▶ **What this task involves**:
Report the total number of lines that include the string "right", without any other text.

════════════════════

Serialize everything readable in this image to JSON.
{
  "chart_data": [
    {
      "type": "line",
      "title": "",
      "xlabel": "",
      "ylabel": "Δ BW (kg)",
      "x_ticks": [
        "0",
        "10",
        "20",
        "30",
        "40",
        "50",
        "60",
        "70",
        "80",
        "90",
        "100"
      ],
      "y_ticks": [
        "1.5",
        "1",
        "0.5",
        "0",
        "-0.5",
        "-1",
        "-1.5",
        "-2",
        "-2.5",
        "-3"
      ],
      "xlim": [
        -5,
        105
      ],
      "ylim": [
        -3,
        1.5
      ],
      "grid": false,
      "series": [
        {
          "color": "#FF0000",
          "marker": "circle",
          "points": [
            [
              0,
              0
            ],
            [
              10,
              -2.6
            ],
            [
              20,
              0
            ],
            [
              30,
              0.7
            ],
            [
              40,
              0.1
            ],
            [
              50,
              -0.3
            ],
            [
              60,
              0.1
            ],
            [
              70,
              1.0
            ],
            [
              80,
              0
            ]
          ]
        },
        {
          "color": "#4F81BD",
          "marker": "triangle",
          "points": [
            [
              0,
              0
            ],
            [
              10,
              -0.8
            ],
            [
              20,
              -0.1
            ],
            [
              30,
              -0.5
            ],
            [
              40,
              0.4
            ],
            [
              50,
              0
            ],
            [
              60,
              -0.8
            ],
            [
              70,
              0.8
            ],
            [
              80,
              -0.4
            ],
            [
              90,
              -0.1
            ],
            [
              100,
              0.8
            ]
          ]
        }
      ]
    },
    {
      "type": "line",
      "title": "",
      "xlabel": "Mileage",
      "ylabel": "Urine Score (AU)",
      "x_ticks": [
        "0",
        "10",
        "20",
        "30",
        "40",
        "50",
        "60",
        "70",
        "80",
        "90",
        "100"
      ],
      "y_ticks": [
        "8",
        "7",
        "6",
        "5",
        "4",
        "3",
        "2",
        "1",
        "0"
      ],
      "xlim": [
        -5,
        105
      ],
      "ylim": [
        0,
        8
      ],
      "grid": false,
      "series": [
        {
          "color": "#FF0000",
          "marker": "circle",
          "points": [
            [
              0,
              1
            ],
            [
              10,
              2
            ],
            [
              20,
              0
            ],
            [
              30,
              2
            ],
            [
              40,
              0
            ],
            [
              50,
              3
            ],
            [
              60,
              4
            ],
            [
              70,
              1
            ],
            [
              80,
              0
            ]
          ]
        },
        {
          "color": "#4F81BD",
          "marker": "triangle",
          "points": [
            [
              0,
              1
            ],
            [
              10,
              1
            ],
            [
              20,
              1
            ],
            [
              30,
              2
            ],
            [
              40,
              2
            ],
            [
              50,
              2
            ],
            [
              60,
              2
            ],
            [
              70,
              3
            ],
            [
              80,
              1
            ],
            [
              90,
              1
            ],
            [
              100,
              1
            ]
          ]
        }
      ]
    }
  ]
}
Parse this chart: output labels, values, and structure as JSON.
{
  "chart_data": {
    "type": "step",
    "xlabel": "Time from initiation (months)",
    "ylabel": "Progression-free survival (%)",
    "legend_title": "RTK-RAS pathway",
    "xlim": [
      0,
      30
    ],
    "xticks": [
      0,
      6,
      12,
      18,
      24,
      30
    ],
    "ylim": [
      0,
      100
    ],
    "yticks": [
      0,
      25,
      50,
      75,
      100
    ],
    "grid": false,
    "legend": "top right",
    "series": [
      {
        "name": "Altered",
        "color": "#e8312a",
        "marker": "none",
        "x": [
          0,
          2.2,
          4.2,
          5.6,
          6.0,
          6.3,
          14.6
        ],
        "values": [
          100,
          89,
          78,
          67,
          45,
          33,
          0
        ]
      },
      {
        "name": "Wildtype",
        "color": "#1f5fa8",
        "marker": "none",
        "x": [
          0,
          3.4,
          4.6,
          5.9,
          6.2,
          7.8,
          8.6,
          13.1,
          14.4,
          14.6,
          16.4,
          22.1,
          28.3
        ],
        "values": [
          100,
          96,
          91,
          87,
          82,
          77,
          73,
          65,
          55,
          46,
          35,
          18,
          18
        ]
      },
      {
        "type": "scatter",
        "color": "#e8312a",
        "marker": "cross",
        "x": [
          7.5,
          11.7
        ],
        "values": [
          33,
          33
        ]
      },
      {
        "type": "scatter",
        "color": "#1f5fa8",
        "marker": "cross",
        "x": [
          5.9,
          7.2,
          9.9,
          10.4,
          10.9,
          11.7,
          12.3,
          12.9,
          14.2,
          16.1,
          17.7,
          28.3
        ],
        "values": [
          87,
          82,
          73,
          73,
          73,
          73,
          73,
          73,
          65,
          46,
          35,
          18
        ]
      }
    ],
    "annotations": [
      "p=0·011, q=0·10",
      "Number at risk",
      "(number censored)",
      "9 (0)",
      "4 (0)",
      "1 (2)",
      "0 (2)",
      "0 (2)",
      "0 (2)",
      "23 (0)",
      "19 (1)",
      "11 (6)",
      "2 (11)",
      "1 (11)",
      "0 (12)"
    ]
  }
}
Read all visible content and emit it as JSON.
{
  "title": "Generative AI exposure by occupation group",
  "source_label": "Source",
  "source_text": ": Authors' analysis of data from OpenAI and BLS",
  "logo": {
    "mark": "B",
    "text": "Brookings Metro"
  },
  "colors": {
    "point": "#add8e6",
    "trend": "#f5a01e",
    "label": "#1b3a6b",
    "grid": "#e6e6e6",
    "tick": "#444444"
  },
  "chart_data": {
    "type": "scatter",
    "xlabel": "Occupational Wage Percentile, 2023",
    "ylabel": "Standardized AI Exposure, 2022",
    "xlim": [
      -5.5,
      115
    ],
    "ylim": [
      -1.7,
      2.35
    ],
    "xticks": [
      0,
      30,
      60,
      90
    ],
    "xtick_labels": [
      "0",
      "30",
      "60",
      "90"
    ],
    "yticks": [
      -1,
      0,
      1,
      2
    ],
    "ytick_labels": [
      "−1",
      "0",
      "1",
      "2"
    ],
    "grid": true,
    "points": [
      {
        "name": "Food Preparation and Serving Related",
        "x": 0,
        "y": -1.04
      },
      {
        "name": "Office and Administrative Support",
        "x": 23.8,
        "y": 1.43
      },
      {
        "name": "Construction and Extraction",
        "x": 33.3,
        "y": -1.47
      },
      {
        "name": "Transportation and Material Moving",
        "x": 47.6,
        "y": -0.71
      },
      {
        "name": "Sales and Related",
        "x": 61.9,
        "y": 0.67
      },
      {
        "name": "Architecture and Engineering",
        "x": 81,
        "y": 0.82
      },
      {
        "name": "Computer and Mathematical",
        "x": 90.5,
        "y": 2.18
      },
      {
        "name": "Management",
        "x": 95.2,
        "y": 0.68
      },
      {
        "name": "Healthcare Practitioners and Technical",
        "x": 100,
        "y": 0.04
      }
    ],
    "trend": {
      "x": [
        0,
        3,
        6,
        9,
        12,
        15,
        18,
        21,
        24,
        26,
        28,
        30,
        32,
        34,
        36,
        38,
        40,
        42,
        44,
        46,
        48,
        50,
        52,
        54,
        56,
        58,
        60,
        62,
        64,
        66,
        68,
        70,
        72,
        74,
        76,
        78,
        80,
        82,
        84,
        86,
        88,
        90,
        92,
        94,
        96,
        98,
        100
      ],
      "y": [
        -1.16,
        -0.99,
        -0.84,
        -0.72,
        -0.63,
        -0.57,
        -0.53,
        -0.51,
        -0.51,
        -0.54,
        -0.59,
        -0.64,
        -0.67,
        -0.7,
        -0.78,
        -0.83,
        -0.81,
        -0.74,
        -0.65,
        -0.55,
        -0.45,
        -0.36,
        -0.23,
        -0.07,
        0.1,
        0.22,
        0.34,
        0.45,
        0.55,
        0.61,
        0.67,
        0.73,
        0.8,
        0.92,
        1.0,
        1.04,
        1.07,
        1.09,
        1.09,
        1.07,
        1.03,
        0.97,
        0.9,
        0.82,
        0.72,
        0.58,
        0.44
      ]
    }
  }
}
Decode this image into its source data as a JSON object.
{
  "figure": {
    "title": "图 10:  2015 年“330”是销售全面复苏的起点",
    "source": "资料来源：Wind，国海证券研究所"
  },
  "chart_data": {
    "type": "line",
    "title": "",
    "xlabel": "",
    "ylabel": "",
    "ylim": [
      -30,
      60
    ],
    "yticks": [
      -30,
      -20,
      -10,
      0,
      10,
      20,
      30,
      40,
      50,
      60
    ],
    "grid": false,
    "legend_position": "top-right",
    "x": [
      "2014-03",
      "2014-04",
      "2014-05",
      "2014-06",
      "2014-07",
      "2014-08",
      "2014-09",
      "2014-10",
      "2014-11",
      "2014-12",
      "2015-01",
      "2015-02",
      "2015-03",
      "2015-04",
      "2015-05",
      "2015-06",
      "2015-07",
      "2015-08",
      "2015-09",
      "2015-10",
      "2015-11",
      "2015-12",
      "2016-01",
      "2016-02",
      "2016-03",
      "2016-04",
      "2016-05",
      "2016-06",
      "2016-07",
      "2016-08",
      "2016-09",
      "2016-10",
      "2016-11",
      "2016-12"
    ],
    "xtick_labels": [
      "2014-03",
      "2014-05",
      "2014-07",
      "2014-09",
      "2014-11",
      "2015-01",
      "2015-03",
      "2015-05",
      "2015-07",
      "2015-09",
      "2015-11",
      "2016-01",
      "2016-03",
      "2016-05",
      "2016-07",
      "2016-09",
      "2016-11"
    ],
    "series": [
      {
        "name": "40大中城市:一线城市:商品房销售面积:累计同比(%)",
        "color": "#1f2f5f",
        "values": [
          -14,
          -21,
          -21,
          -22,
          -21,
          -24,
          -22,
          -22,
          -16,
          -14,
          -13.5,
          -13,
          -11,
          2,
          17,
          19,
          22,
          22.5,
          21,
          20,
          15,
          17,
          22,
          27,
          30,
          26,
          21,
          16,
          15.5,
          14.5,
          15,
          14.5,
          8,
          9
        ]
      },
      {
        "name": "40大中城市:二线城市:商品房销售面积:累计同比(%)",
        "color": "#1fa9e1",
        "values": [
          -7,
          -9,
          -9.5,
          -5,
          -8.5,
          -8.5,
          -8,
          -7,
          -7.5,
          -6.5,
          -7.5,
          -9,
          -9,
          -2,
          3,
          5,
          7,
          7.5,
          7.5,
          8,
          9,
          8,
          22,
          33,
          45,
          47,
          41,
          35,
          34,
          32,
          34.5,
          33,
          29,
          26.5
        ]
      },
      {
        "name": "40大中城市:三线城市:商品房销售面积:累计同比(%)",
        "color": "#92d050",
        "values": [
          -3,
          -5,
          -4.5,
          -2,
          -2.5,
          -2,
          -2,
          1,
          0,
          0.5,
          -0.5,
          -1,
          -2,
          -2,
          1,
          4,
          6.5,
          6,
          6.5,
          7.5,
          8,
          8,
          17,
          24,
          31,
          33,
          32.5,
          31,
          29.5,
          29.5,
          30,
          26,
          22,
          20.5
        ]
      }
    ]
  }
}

════════════════════

▶ **Exercise answer**:
2